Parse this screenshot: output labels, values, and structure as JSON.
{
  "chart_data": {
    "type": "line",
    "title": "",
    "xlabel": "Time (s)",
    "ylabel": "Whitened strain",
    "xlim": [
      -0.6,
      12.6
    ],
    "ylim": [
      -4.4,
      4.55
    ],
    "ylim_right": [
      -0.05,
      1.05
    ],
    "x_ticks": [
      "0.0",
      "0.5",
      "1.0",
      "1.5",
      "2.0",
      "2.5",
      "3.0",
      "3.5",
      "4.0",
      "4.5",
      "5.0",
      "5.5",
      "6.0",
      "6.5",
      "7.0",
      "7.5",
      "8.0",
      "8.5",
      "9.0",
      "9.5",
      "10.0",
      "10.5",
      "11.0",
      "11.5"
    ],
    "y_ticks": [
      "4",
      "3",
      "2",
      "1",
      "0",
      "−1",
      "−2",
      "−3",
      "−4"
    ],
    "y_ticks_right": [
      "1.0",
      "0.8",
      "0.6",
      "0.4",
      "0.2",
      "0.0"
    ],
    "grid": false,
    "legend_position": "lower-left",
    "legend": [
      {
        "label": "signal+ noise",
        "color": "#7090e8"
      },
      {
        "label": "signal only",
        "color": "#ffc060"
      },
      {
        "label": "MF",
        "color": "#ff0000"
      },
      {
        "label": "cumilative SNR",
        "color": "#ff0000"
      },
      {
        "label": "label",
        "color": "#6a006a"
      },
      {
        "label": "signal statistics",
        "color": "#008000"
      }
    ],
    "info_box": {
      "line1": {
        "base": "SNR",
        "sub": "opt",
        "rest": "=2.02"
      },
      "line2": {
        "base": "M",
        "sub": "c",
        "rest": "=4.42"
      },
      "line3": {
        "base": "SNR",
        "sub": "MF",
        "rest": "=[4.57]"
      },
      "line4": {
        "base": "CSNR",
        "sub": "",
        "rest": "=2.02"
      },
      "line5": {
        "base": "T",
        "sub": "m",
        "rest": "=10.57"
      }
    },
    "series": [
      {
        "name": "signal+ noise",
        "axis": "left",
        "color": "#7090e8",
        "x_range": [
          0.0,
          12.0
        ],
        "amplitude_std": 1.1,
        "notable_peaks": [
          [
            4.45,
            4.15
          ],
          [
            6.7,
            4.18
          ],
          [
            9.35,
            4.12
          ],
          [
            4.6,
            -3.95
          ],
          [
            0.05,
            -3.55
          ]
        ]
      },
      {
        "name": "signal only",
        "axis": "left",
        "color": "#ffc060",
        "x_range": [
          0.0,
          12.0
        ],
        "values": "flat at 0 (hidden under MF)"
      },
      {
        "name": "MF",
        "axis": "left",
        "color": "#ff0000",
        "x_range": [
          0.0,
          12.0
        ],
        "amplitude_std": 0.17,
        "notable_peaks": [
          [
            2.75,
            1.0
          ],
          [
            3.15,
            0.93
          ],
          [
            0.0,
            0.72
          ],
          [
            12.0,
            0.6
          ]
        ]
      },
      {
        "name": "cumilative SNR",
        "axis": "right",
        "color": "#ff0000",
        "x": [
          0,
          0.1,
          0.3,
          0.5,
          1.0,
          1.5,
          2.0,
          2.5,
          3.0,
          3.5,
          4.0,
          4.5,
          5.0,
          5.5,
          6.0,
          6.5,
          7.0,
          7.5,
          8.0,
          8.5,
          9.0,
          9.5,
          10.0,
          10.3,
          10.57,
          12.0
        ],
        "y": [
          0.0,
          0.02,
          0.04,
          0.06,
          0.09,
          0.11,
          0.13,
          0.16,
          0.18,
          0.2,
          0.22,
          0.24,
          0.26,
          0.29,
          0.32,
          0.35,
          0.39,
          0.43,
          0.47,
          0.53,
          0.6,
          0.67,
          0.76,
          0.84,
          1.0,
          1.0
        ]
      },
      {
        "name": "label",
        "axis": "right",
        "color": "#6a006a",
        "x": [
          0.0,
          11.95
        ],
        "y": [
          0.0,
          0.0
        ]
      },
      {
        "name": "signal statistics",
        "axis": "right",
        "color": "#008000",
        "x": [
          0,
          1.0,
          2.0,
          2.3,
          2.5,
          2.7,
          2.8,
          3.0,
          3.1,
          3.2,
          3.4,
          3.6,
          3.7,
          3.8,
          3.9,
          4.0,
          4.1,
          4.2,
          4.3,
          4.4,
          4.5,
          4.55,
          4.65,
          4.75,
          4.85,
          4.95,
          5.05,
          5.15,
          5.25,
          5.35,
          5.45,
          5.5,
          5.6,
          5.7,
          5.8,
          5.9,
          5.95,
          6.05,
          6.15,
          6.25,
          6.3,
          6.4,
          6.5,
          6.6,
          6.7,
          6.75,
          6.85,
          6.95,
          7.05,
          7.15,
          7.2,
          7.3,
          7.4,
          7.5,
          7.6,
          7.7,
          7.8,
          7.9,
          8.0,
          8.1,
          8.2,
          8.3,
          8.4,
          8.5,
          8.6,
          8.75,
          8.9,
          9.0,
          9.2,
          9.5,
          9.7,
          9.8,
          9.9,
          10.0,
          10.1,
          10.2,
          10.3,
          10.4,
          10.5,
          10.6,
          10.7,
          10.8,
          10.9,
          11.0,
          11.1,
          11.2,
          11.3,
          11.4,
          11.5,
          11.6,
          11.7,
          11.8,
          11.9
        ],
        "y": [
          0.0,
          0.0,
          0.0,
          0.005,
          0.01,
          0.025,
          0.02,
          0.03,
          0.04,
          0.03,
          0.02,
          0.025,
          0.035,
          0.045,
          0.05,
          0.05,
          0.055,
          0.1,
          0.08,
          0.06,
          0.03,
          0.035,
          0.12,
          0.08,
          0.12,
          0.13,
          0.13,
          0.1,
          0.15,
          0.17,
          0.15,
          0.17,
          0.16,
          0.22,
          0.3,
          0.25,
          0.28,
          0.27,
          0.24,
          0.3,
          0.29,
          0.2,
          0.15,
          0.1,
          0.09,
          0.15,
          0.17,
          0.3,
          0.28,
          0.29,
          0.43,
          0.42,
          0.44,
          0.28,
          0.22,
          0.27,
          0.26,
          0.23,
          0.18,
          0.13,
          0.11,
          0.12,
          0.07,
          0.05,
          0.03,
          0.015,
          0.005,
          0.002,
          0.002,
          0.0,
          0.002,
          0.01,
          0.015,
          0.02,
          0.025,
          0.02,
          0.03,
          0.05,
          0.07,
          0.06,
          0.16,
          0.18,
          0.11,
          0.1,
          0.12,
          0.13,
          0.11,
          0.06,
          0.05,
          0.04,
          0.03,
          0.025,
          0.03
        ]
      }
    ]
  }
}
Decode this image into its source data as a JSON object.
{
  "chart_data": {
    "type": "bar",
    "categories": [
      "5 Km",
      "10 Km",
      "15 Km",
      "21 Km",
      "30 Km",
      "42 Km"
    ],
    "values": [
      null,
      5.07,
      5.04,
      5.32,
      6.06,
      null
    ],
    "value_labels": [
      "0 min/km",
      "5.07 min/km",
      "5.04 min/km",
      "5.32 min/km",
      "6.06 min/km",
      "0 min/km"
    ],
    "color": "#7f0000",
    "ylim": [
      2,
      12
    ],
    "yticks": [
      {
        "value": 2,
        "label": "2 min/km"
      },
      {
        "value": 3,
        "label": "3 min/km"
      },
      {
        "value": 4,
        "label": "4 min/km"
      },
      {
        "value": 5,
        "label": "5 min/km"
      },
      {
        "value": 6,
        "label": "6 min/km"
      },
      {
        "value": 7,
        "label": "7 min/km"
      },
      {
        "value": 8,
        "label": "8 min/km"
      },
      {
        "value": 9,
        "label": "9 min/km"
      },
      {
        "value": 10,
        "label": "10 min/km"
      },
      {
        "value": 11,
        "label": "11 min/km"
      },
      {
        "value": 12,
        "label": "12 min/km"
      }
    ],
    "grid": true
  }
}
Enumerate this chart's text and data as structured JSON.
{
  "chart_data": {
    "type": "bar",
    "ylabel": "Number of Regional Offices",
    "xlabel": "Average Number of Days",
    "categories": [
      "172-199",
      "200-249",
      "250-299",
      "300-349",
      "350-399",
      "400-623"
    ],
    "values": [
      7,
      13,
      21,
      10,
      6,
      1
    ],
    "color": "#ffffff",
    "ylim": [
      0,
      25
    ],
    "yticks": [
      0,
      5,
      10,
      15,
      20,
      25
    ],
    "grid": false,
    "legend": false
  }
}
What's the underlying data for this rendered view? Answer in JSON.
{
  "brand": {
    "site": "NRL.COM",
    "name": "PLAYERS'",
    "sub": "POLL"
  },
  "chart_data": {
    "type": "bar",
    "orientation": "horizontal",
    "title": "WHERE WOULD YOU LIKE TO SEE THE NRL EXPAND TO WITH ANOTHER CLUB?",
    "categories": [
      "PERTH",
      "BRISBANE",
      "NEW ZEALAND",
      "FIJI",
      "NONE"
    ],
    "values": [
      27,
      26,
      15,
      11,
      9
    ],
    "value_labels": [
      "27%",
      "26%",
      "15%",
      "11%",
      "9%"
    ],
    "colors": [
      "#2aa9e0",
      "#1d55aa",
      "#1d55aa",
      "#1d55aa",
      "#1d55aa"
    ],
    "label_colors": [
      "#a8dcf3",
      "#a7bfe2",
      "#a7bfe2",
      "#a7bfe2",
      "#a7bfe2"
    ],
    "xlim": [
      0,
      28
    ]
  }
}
□ □ □ □ □ □ □
# Instructions to follow:
Find the number of lines in which the word "this" occurs, and write nothing but that number.

# Output:
4